━━━ SUPPLIED INFORMATION ━━━

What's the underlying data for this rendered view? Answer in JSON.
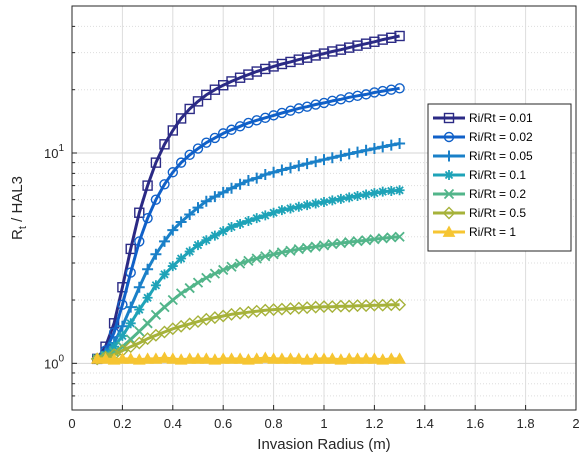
{
  "chart_data": {
    "type": "line",
    "xlabel": "Invasion Radius (m)",
    "ylabel": "R",
    "ylabel_sub": "t",
    "ylabel_suffix": " / HAL3",
    "xlim": [
      0,
      2
    ],
    "ylim": [
      0.6,
      50
    ],
    "yscale": "log",
    "grid": true,
    "legend_position": "right",
    "x_ticks": [
      0,
      0.2,
      0.4,
      0.6,
      0.8,
      1,
      1.2,
      1.4,
      1.6,
      1.8,
      2
    ],
    "x_tick_labels": [
      "0",
      "0.2",
      "0.4",
      "0.6",
      "0.8",
      "1",
      "1.2",
      "1.4",
      "1.6",
      "1.8",
      "2"
    ],
    "y_ticks": [
      {
        "value": 1,
        "base": "10",
        "exp": "0"
      },
      {
        "value": 10,
        "base": "10",
        "exp": "1"
      }
    ],
    "x": [
      0.1,
      0.133,
      0.167,
      0.2,
      0.233,
      0.267,
      0.3,
      0.333,
      0.367,
      0.4,
      0.433,
      0.467,
      0.5,
      0.533,
      0.567,
      0.6,
      0.633,
      0.667,
      0.7,
      0.733,
      0.767,
      0.8,
      0.833,
      0.867,
      0.9,
      0.933,
      0.967,
      1.0,
      1.033,
      1.067,
      1.1,
      1.133,
      1.167,
      1.2,
      1.233,
      1.267,
      1.3
    ],
    "series": [
      {
        "name": "Ri/Rt = 0.01",
        "color": "#2b2a85",
        "marker": "square",
        "values": [
          1.05,
          1.2,
          1.55,
          2.3,
          3.5,
          5.2,
          7.0,
          9.0,
          11.0,
          12.8,
          14.6,
          16.2,
          17.6,
          18.9,
          20.0,
          21.0,
          21.9,
          22.8,
          23.6,
          24.4,
          25.1,
          25.8,
          26.5,
          27.1,
          27.8,
          28.4,
          29.1,
          29.7,
          30.4,
          31.0,
          31.7,
          32.4,
          33.1,
          33.8,
          34.6,
          35.3,
          36.0
        ]
      },
      {
        "name": "Ri/Rt = 0.02",
        "color": "#1060c8",
        "marker": "circle",
        "values": [
          1.05,
          1.15,
          1.4,
          1.9,
          2.7,
          3.8,
          4.9,
          6.0,
          7.1,
          8.1,
          9.0,
          9.8,
          10.5,
          11.2,
          11.8,
          12.4,
          12.9,
          13.4,
          13.9,
          14.3,
          14.7,
          15.1,
          15.5,
          15.9,
          16.3,
          16.6,
          17.0,
          17.3,
          17.7,
          18.0,
          18.4,
          18.7,
          19.0,
          19.4,
          19.7,
          20.0,
          20.3
        ]
      },
      {
        "name": "Ri/Rt = 0.05",
        "color": "#1a80c8",
        "marker": "plus",
        "values": [
          1.05,
          1.12,
          1.25,
          1.5,
          1.85,
          2.3,
          2.8,
          3.3,
          3.8,
          4.3,
          4.7,
          5.1,
          5.5,
          5.9,
          6.2,
          6.5,
          6.8,
          7.1,
          7.4,
          7.6,
          7.9,
          8.1,
          8.3,
          8.5,
          8.7,
          8.9,
          9.1,
          9.3,
          9.5,
          9.7,
          9.9,
          10.1,
          10.3,
          10.5,
          10.7,
          10.9,
          11.1
        ]
      },
      {
        "name": "Ri/Rt = 0.1",
        "color": "#1ea3b8",
        "marker": "star",
        "values": [
          1.05,
          1.1,
          1.2,
          1.35,
          1.55,
          1.8,
          2.05,
          2.35,
          2.65,
          2.9,
          3.15,
          3.4,
          3.65,
          3.85,
          4.05,
          4.25,
          4.45,
          4.6,
          4.75,
          4.9,
          5.05,
          5.2,
          5.35,
          5.45,
          5.55,
          5.65,
          5.75,
          5.85,
          5.95,
          6.05,
          6.15,
          6.25,
          6.35,
          6.45,
          6.55,
          6.6,
          6.65
        ]
      },
      {
        "name": "Ri/Rt = 0.2",
        "color": "#52b58a",
        "marker": "x",
        "values": [
          1.05,
          1.08,
          1.13,
          1.2,
          1.3,
          1.42,
          1.55,
          1.7,
          1.85,
          2.0,
          2.15,
          2.28,
          2.42,
          2.55,
          2.67,
          2.78,
          2.88,
          2.98,
          3.07,
          3.15,
          3.23,
          3.3,
          3.37,
          3.43,
          3.49,
          3.54,
          3.59,
          3.64,
          3.69,
          3.73,
          3.77,
          3.81,
          3.85,
          3.89,
          3.93,
          3.97,
          4.0
        ]
      },
      {
        "name": "Ri/Rt = 0.5",
        "color": "#a6b23a",
        "marker": "diamond",
        "values": [
          1.05,
          1.07,
          1.1,
          1.15,
          1.2,
          1.25,
          1.31,
          1.36,
          1.41,
          1.46,
          1.5,
          1.54,
          1.58,
          1.62,
          1.65,
          1.68,
          1.71,
          1.73,
          1.75,
          1.77,
          1.79,
          1.8,
          1.81,
          1.82,
          1.83,
          1.84,
          1.85,
          1.86,
          1.86,
          1.87,
          1.87,
          1.88,
          1.88,
          1.89,
          1.89,
          1.9,
          1.9
        ]
      },
      {
        "name": "Ri/Rt = 1",
        "color": "#f6c532",
        "marker": "triangle",
        "values": [
          1.05,
          1.05,
          1.04,
          1.05,
          1.05,
          1.04,
          1.05,
          1.05,
          1.06,
          1.05,
          1.04,
          1.05,
          1.05,
          1.05,
          1.04,
          1.05,
          1.05,
          1.05,
          1.04,
          1.05,
          1.06,
          1.05,
          1.05,
          1.05,
          1.05,
          1.04,
          1.05,
          1.05,
          1.05,
          1.04,
          1.05,
          1.05,
          1.05,
          1.05,
          1.04,
          1.05,
          1.05
        ]
      }
    ]
  }
}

━━━

TASK
Go through the listing above and work out how many lines contain the string "name". Reply with the number alone.

EXERCISE RESULT
7